____ Текст для чтения

Александр Раппопорт: Повышается ли что-то в цене? Наверное, повышается. Знаю ли я это пристально и касается ли это меня настолько, чтобы я был в это посвящен? Нет, не касается. У нас за последний год ни в одном ресторане планово нигде не происходит повышение цен и не планируется в ближайшее время. Что будет дальше, я не знаю. Да, например, то же вино, если оно импортное, значительно более чувствительно с точки зрения колебаний курса. Но даже виноторговые компании, что я как минимум вижу на протяжении последних полутора-двух лет, стараются очень щадяще и очень щепетильно относиться к вопросу поднятия цен. Для меня существует один критерий. Если я спрошу вас, сколько стоит мясо на рынке, я не знаю, ответите ли вы мне на этот вопрос. Базовая отварная грудинка на рынке. Я вам отвечу.

________

— Условие задачи —
Продублируйте без изменений отрывок из текста о ценах в ресторанах, начиная со слов «Александр Раппопорт: Повышается» и далее вплоть до слов «Я вам отвечу.».

____ Показанные данные

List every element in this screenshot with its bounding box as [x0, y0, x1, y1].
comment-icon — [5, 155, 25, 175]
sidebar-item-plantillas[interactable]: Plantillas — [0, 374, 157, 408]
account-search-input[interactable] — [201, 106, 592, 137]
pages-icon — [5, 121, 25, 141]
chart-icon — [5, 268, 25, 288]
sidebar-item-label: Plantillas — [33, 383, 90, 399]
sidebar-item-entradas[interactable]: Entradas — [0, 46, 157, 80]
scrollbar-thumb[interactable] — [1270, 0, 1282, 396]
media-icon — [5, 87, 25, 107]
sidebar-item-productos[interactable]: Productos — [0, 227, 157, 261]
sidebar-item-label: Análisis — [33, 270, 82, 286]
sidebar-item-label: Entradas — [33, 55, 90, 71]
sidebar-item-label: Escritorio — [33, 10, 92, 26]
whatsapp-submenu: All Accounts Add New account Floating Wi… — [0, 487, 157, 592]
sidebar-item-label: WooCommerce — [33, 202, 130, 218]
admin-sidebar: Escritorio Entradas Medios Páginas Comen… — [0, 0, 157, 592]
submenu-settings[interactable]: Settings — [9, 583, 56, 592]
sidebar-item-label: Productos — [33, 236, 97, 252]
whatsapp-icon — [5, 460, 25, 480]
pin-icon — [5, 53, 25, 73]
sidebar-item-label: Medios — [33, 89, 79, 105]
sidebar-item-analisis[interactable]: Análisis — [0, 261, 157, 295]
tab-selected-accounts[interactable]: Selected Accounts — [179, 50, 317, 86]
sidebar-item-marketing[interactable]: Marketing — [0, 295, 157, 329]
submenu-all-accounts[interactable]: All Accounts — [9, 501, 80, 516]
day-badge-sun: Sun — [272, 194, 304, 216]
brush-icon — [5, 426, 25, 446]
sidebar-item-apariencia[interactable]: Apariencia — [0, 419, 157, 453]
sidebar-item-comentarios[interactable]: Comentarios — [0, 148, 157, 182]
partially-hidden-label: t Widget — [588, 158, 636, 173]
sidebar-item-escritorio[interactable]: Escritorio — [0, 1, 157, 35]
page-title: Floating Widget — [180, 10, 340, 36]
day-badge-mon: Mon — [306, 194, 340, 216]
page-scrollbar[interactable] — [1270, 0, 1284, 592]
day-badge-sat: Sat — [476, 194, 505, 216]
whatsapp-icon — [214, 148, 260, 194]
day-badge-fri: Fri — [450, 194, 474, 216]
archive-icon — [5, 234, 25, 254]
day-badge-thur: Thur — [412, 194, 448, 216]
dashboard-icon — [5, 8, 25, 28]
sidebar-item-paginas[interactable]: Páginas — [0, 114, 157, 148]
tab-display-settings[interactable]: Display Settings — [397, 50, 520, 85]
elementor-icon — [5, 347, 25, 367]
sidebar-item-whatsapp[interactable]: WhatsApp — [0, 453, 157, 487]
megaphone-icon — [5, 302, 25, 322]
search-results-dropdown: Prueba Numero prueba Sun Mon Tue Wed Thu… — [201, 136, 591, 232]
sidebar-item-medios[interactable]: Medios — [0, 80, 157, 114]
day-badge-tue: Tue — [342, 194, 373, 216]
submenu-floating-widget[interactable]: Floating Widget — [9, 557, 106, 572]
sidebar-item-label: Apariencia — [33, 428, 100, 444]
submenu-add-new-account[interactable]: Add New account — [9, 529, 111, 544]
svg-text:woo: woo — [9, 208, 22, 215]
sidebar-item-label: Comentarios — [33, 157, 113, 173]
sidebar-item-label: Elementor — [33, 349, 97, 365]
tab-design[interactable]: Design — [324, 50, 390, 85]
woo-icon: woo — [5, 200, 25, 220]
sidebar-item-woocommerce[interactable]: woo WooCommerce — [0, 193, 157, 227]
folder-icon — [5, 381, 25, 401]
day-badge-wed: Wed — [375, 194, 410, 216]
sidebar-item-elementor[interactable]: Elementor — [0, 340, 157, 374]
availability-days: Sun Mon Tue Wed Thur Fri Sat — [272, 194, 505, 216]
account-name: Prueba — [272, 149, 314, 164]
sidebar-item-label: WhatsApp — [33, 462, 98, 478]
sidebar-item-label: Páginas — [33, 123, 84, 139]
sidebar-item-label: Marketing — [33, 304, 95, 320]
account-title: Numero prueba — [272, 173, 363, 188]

________

— Разбор ответа —
Александр Раппопорт: Повышается ли что-то в цене? Наверное, повышается. Знаю ли я это пристально и касается ли это меня настолько, чтобы я был в это посвящен? Нет, не касается. У нас за последний год ни в одном ресторане планово нигде не происходит повышение цен и не планируется в ближайшее время. Что будет дальше, я не знаю. Да, например, то же вино, если оно импортное, значительно более чувствительно с точки зрения колебаний курса. Но даже виноторговые компании, что я как минимум вижу на протяжении последних полутора-двух лет, стараются очень щадяще и очень щепетильно относиться к вопросу поднятия цен. Для меня существует один критерий. Если я спрошу вас, сколько стоит мясо на рынке, я не знаю, ответите ли вы мне на этот вопрос. Базовая отварная грудинка на рынке. Я вам отвечу.